— Start of Supplied material —
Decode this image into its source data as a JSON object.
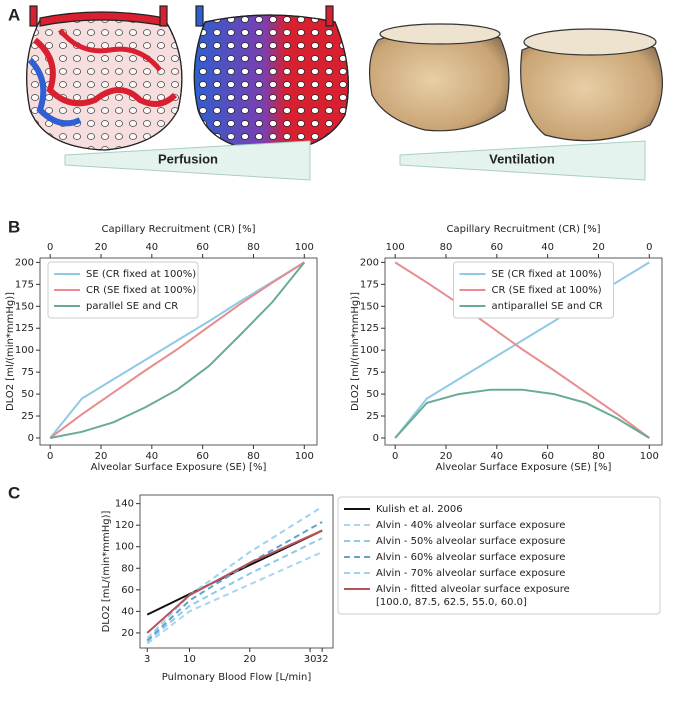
{
  "panel_labels": [
    "A",
    "B",
    "C"
  ],
  "panel_a": {
    "wedges": [
      "Perfusion",
      "Ventilation"
    ]
  },
  "chart_data": [
    {
      "type": "line",
      "xlabel": "Alveolar Surface Exposure (SE) [%]",
      "ylabel": "DLO2 [ml/(min*mmHg)]",
      "x2label": "Capillary Recruitment (CR) [%]",
      "x": [
        0,
        12.5,
        25,
        37.5,
        50,
        62.5,
        75,
        87.5,
        100
      ],
      "series": [
        {
          "name": "SE (CR fixed at 100%)",
          "color": "#8ecae6",
          "values": [
            0,
            45,
            67,
            89,
            111,
            133,
            156,
            178,
            200
          ]
        },
        {
          "name": "CR (SE fixed at 100%)",
          "color": "#e88c8f",
          "values": [
            0,
            27,
            52,
            77,
            101,
            127,
            153,
            177,
            200
          ]
        },
        {
          "name": "parallel SE and CR",
          "color": "#6aab94",
          "values": [
            0,
            7,
            18,
            35,
            55,
            82,
            118,
            155,
            200
          ]
        }
      ],
      "xlim": [
        -4,
        105
      ],
      "xticks": [
        0,
        20,
        40,
        60,
        80,
        100
      ],
      "x2lim": [
        -4,
        105
      ],
      "x2ticks": [
        0,
        20,
        40,
        60,
        80,
        100
      ],
      "ylim": [
        -8,
        205
      ],
      "yticks": [
        0,
        25,
        50,
        75,
        100,
        125,
        150,
        175,
        200
      ],
      "legend": "upper left"
    },
    {
      "type": "line",
      "xlabel": "Alveolar Surface Exposure (SE) [%]",
      "ylabel": "DLO2 [ml/(min*mmHg)]",
      "x2label": "Capillary Recruitment (CR) [%]",
      "x": [
        0,
        12.5,
        25,
        37.5,
        50,
        62.5,
        75,
        87.5,
        100
      ],
      "series": [
        {
          "name": "SE (CR fixed at 100%)",
          "color": "#8ecae6",
          "values": [
            0,
            45,
            67,
            89,
            111,
            133,
            156,
            178,
            200
          ]
        },
        {
          "name": "CR (SE fixed at 100%)",
          "color": "#e88c8f",
          "values": [
            200,
            177,
            153,
            127,
            101,
            77,
            52,
            27,
            0
          ]
        },
        {
          "name": "antiparallel SE and CR",
          "color": "#6aab94",
          "values": [
            0,
            40,
            50,
            55,
            55,
            50,
            40,
            22,
            0
          ]
        }
      ],
      "xlim": [
        -4,
        105
      ],
      "xticks": [
        0,
        20,
        40,
        60,
        80,
        100
      ],
      "x2lim": [
        104,
        -5
      ],
      "x2ticks": [
        100,
        80,
        60,
        40,
        20,
        0
      ],
      "ylim": [
        -8,
        205
      ],
      "yticks": [
        0,
        25,
        50,
        75,
        100,
        125,
        150,
        175,
        200
      ],
      "legend": "upper center"
    },
    {
      "type": "line",
      "xlabel": "Pulmonary Blood Flow [L/min]",
      "ylabel": "DLO2 [mL/(min*mmHg)]",
      "x": [
        3,
        10,
        20,
        32
      ],
      "series": [
        {
          "name": "Kulish et al. 2006",
          "color": "#111111",
          "values": [
            37,
            56,
            83,
            115
          ]
        },
        {
          "name": "Alvin - 40% alveolar surface exposure",
          "color": "#a9d6ee",
          "dash": true,
          "values": [
            10,
            40,
            65,
            95
          ]
        },
        {
          "name": "Alvin - 50% alveolar surface exposure",
          "color": "#8ecae6",
          "dash": true,
          "values": [
            12,
            45,
            75,
            108
          ]
        },
        {
          "name": "Alvin - 60% alveolar surface exposure",
          "color": "#5fa3cf",
          "dash": true,
          "values": [
            13,
            50,
            85,
            123
          ]
        },
        {
          "name": "Alvin - 70% alveolar surface exposure",
          "color": "#9dd3ef",
          "dash": true,
          "values": [
            15,
            55,
            95,
            137
          ]
        },
        {
          "name": "Alvin - fitted alveolar surface exposure",
          "legend_note": "[100.0, 87.5, 62.5, 55.0, 60.0]",
          "color": "#b5555a",
          "values": [
            20,
            55,
            85,
            115
          ]
        }
      ],
      "xlim": [
        1.8,
        33.8
      ],
      "xticks": [
        3,
        10,
        20,
        30,
        32
      ],
      "ylim": [
        6,
        148
      ],
      "yticks": [
        20,
        40,
        60,
        80,
        100,
        120,
        140
      ],
      "legend": "outside right"
    }
  ]
}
— End of Supplied material —
## Objective
Output all of the records exactly as they appear above, but not the pictures.

## Answer to the task
Decode this image into its source data as a JSON object.
{
  "panel_labels": [
    "A",
    "B",
    "C"
  ],
  "panel_a": {
    "wedges": [
      "Perfusion",
      "Ventilation"
    ]
  },
  "chart_data": [
    {
      "type": "line",
      "xlabel": "Alveolar Surface Exposure (SE) [%]",
      "ylabel": "DLO2 [ml/(min*mmHg)]",
      "x2label": "Capillary Recruitment (CR) [%]",
      "x": [
        0,
        12.5,
        25,
        37.5,
        50,
        62.5,
        75,
        87.5,
        100
      ],
      "series": [
        {
          "name": "SE (CR fixed at 100%)",
          "color": "#8ecae6",
          "values": [
            0,
            45,
            67,
            89,
            111,
            133,
            156,
            178,
            200
          ]
        },
        {
          "name": "CR (SE fixed at 100%)",
          "color": "#e88c8f",
          "values": [
            0,
            27,
            52,
            77,
            101,
            127,
            153,
            177,
            200
          ]
        },
        {
          "name": "parallel SE and CR",
          "color": "#6aab94",
          "values": [
            0,
            7,
            18,
            35,
            55,
            82,
            118,
            155,
            200
          ]
        }
      ],
      "xlim": [
        -4,
        105
      ],
      "xticks": [
        0,
        20,
        40,
        60,
        80,
        100
      ],
      "x2lim": [
        -4,
        105
      ],
      "x2ticks": [
        0,
        20,
        40,
        60,
        80,
        100
      ],
      "ylim": [
        -8,
        205
      ],
      "yticks": [
        0,
        25,
        50,
        75,
        100,
        125,
        150,
        175,
        200
      ],
      "legend": "upper left"
    },
    {
      "type": "line",
      "xlabel": "Alveolar Surface Exposure (SE) [%]",
      "ylabel": "DLO2 [ml/(min*mmHg)]",
      "x2label": "Capillary Recruitment (CR) [%]",
      "x": [
        0,
        12.5,
        25,
        37.5,
        50,
        62.5,
        75,
        87.5,
        100
      ],
      "series": [
        {
          "name": "SE (CR fixed at 100%)",
          "color": "#8ecae6",
          "values": [
            0,
            45,
            67,
            89,
            111,
            133,
            156,
            178,
            200
          ]
        },
        {
          "name": "CR (SE fixed at 100%)",
          "color": "#e88c8f",
          "values": [
            200,
            177,
            153,
            127,
            101,
            77,
            52,
            27,
            0
          ]
        },
        {
          "name": "antiparallel SE and CR",
          "color": "#6aab94",
          "values": [
            0,
            40,
            50,
            55,
            55,
            50,
            40,
            22,
            0
          ]
        }
      ],
      "xlim": [
        -4,
        105
      ],
      "xticks": [
        0,
        20,
        40,
        60,
        80,
        100
      ],
      "x2lim": [
        104,
        -5
      ],
      "x2ticks": [
        100,
        80,
        60,
        40,
        20,
        0
      ],
      "ylim": [
        -8,
        205
      ],
      "yticks": [
        0,
        25,
        50,
        75,
        100,
        125,
        150,
        175,
        200
      ],
      "legend": "upper center"
    },
    {
      "type": "line",
      "xlabel": "Pulmonary Blood Flow [L/min]",
      "ylabel": "DLO2 [mL/(min*mmHg)]",
      "x": [
        3,
        10,
        20,
        32
      ],
      "series": [
        {
          "name": "Kulish et al. 2006",
          "color": "#111111",
          "values": [
            37,
            56,
            83,
            115
          ]
        },
        {
          "name": "Alvin - 40% alveolar surface exposure",
          "color": "#a9d6ee",
          "dash": true,
          "values": [
            10,
            40,
            65,
            95
          ]
        },
        {
          "name": "Alvin - 50% alveolar surface exposure",
          "color": "#8ecae6",
          "dash": true,
          "values": [
            12,
            45,
            75,
            108
          ]
        },
        {
          "name": "Alvin - 60% alveolar surface exposure",
          "color": "#5fa3cf",
          "dash": true,
          "values": [
            13,
            50,
            85,
            123
          ]
        },
        {
          "name": "Alvin - 70% alveolar surface exposure",
          "color": "#9dd3ef",
          "dash": true,
          "values": [
            15,
            55,
            95,
            137
          ]
        },
        {
          "name": "Alvin - fitted alveolar surface exposure",
          "legend_note": "[100.0, 87.5, 62.5, 55.0, 60.0]",
          "color": "#b5555a",
          "values": [
            20,
            55,
            85,
            115
          ]
        }
      ],
      "xlim": [
        1.8,
        33.8
      ],
      "xticks": [
        3,
        10,
        20,
        30,
        32
      ],
      "ylim": [
        6,
        148
      ],
      "yticks": [
        20,
        40,
        60,
        80,
        100,
        120,
        140
      ],
      "legend": "outside right"
    }
  ]
}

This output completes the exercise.